# [DESCRIPTION OF THE TASK]
Copy every line of each of the records below word for word, keeping the original order.

# [LISTED RECORDS]
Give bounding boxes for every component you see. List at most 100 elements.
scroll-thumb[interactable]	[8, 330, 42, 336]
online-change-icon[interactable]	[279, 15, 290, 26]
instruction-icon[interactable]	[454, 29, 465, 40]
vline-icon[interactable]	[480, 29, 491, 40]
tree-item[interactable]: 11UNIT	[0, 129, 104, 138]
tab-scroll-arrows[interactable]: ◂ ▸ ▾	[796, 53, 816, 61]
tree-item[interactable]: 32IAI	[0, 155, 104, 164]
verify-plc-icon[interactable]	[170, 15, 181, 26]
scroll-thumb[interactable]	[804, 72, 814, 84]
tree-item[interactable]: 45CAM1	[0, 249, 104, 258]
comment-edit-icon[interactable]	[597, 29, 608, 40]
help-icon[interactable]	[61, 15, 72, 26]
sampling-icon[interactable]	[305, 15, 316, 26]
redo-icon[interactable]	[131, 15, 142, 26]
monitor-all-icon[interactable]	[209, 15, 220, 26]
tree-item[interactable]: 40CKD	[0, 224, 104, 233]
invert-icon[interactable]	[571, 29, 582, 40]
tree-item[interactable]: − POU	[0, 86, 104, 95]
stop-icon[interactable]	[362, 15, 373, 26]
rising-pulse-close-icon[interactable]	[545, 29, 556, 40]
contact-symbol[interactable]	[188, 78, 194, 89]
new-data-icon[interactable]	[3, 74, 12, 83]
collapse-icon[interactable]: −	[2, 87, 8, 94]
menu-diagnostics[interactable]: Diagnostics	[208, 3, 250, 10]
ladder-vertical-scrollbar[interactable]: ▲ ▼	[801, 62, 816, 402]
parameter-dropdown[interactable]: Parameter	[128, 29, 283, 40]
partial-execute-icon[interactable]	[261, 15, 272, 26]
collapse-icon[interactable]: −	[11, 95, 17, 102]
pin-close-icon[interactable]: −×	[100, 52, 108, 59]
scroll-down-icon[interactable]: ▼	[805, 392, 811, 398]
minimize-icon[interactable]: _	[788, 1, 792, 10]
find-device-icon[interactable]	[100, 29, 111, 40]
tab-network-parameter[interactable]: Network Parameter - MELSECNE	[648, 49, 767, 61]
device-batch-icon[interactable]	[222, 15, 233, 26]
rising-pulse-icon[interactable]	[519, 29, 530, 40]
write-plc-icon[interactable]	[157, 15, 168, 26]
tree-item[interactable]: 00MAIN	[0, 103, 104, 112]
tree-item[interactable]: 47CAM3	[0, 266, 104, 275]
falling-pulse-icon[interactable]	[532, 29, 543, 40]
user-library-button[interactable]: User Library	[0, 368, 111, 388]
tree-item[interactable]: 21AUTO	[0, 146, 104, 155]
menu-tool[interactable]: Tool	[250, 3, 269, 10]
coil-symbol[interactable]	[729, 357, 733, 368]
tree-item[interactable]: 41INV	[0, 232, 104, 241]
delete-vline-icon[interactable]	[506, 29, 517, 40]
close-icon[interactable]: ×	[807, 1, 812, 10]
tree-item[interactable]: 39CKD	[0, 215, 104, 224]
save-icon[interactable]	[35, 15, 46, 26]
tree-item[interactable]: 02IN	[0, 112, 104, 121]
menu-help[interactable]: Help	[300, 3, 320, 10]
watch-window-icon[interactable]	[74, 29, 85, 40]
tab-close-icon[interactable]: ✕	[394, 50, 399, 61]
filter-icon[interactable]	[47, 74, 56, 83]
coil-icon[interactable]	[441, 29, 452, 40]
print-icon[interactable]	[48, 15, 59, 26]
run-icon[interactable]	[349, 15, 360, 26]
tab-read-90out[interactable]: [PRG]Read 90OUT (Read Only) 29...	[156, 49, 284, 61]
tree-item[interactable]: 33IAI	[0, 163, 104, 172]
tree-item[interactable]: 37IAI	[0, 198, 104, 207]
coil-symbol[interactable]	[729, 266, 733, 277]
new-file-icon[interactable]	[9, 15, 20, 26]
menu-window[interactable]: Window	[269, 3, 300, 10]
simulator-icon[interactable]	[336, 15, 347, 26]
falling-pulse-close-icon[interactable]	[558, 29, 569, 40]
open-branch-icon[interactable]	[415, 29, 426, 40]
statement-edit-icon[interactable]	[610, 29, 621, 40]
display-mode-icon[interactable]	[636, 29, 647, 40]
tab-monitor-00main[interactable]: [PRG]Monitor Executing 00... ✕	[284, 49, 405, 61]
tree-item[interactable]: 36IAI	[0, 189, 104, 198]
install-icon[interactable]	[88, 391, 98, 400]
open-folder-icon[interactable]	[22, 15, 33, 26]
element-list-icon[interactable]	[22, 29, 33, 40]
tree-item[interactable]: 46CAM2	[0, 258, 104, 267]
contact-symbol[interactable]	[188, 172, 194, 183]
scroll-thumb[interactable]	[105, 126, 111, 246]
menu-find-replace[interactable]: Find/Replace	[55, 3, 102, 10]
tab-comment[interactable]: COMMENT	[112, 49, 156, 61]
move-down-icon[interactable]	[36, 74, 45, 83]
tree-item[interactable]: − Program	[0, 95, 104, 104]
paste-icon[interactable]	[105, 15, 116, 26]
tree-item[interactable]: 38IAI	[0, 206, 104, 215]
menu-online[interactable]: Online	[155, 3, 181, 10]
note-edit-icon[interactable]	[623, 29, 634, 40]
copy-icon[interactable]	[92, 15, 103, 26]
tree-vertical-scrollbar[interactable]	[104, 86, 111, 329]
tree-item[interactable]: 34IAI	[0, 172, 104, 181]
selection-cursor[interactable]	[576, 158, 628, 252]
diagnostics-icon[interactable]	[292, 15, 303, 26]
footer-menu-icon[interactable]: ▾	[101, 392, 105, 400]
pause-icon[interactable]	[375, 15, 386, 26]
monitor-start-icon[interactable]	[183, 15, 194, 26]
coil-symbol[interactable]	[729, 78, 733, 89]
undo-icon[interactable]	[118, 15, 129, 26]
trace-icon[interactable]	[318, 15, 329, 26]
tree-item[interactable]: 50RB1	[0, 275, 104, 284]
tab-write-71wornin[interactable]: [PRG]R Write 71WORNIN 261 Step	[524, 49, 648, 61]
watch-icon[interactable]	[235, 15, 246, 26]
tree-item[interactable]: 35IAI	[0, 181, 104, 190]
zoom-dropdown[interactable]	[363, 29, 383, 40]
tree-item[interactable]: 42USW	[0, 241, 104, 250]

# [EXERCISE ANSWER]
Give bounding boxes for every component you see. List at most 100 elements.
scroll-thumb[interactable]	[8, 330, 42, 336]
online-change-icon[interactable]	[279, 15, 290, 26]
instruction-icon[interactable]	[454, 29, 465, 40]
vline-icon[interactable]	[480, 29, 491, 40]
tree-item[interactable]: 11UNIT	[0, 129, 104, 138]
tab-scroll-arrows[interactable]: ◂ ▸ ▾	[796, 53, 816, 61]
tree-item[interactable]: 32IAI	[0, 155, 104, 164]
verify-plc-icon[interactable]	[170, 15, 181, 26]
scroll-thumb[interactable]	[804, 72, 814, 84]
tree-item[interactable]: 45CAM1	[0, 249, 104, 258]
comment-edit-icon[interactable]	[597, 29, 608, 40]
help-icon[interactable]	[61, 15, 72, 26]
sampling-icon[interactable]	[305, 15, 316, 26]
redo-icon[interactable]	[131, 15, 142, 26]
monitor-all-icon[interactable]	[209, 15, 220, 26]
tree-item[interactable]: 40CKD	[0, 224, 104, 233]
invert-icon[interactable]	[571, 29, 582, 40]
tree-item[interactable]: − POU	[0, 86, 104, 95]
stop-icon[interactable]	[362, 15, 373, 26]
rising-pulse-close-icon[interactable]	[545, 29, 556, 40]
contact-symbol[interactable]	[188, 78, 194, 89]
new-data-icon[interactable]	[3, 74, 12, 83]
collapse-icon[interactable]: −	[2, 87, 8, 94]
menu-diagnostics[interactable]: Diagnostics	[208, 3, 250, 10]
ladder-vertical-scrollbar[interactable]: ▲ ▼	[801, 62, 816, 402]
parameter-dropdown[interactable]: Parameter	[128, 29, 283, 40]
partial-execute-icon[interactable]	[261, 15, 272, 26]
collapse-icon[interactable]: −	[11, 95, 17, 102]
pin-close-icon[interactable]: −×	[100, 52, 108, 59]
scroll-down-icon[interactable]: ▼	[805, 392, 811, 398]
minimize-icon[interactable]: _	[788, 1, 792, 10]
find-device-icon[interactable]	[100, 29, 111, 40]
tab-network-parameter[interactable]: Network Parameter - MELSECNE	[648, 49, 767, 61]
device-batch-icon[interactable]	[222, 15, 233, 26]
rising-pulse-icon[interactable]	[519, 29, 530, 40]
write-plc-icon[interactable]	[157, 15, 168, 26]
tree-item[interactable]: 00MAIN	[0, 103, 104, 112]
tree-item[interactable]: 47CAM3	[0, 266, 104, 275]
falling-pulse-icon[interactable]	[532, 29, 543, 40]
user-library-button[interactable]: User Library	[0, 368, 111, 388]
tree-item[interactable]: 21AUTO	[0, 146, 104, 155]
menu-tool[interactable]: Tool	[250, 3, 269, 10]
coil-symbol[interactable]	[729, 357, 733, 368]
tree-item[interactable]: 41INV	[0, 232, 104, 241]
delete-vline-icon[interactable]	[506, 29, 517, 40]
close-icon[interactable]: ×	[807, 1, 812, 10]
tree-item[interactable]: 39CKD	[0, 215, 104, 224]
save-icon[interactable]	[35, 15, 46, 26]
tree-item[interactable]: 02IN	[0, 112, 104, 121]
menu-help[interactable]: Help	[300, 3, 320, 10]
watch-window-icon[interactable]	[74, 29, 85, 40]
tab-close-icon[interactable]: ✕	[394, 50, 399, 61]
filter-icon[interactable]	[47, 74, 56, 83]
coil-icon[interactable]	[441, 29, 452, 40]
print-icon[interactable]	[48, 15, 59, 26]
run-icon[interactable]	[349, 15, 360, 26]
tab-read-90out[interactable]: [PRG]Read 90OUT (Read Only) 29...	[156, 49, 284, 61]
tree-item[interactable]: 33IAI	[0, 163, 104, 172]
tree-item[interactable]: 37IAI	[0, 198, 104, 207]
coil-symbol[interactable]	[729, 266, 733, 277]
new-file-icon[interactable]	[9, 15, 20, 26]
menu-window[interactable]: Window	[269, 3, 300, 10]
simulator-icon[interactable]	[336, 15, 347, 26]
falling-pulse-close-icon[interactable]	[558, 29, 569, 40]
open-branch-icon[interactable]	[415, 29, 426, 40]
statement-edit-icon[interactable]	[610, 29, 621, 40]
display-mode-icon[interactable]	[636, 29, 647, 40]
tab-monitor-00main[interactable]: [PRG]Monitor Executing 00... ✕	[284, 49, 405, 61]
tree-item[interactable]: 36IAI	[0, 189, 104, 198]
install-icon[interactable]	[88, 391, 98, 400]
open-folder-icon[interactable]	[22, 15, 33, 26]
element-list-icon[interactable]	[22, 29, 33, 40]
tree-item[interactable]: 46CAM2	[0, 258, 104, 267]
contact-symbol[interactable]	[188, 172, 194, 183]
scroll-thumb[interactable]	[105, 126, 111, 246]
menu-find-replace[interactable]: Find/Replace	[55, 3, 102, 10]
tab-comment[interactable]: COMMENT	[112, 49, 156, 61]
move-down-icon[interactable]	[36, 74, 45, 83]
tree-item[interactable]: − Program	[0, 95, 104, 104]
paste-icon[interactable]	[105, 15, 116, 26]
tree-item[interactable]: 38IAI	[0, 206, 104, 215]
menu-online[interactable]: Online	[155, 3, 181, 10]
note-edit-icon[interactable]	[623, 29, 634, 40]
copy-icon[interactable]	[92, 15, 103, 26]
tree-vertical-scrollbar[interactable]	[104, 86, 111, 329]
tree-item[interactable]: 34IAI	[0, 172, 104, 181]
selection-cursor[interactable]	[576, 158, 628, 252]
diagnostics-icon[interactable]	[292, 15, 303, 26]
footer-menu-icon[interactable]: ▾	[101, 392, 105, 400]
pause-icon[interactable]	[375, 15, 386, 26]
monitor-start-icon[interactable]	[183, 15, 194, 26]
coil-symbol[interactable]	[729, 78, 733, 89]
undo-icon[interactable]	[118, 15, 129, 26]
trace-icon[interactable]	[318, 15, 329, 26]
tree-item[interactable]: 50RB1	[0, 275, 104, 284]
tab-write-71wornin[interactable]: [PRG]R Write 71WORNIN 261 Step	[524, 49, 648, 61]
watch-icon[interactable]	[235, 15, 246, 26]
tree-item[interactable]: 35IAI	[0, 181, 104, 190]
zoom-dropdown[interactable]	[363, 29, 383, 40]
tree-item[interactable]: 42USW	[0, 241, 104, 250]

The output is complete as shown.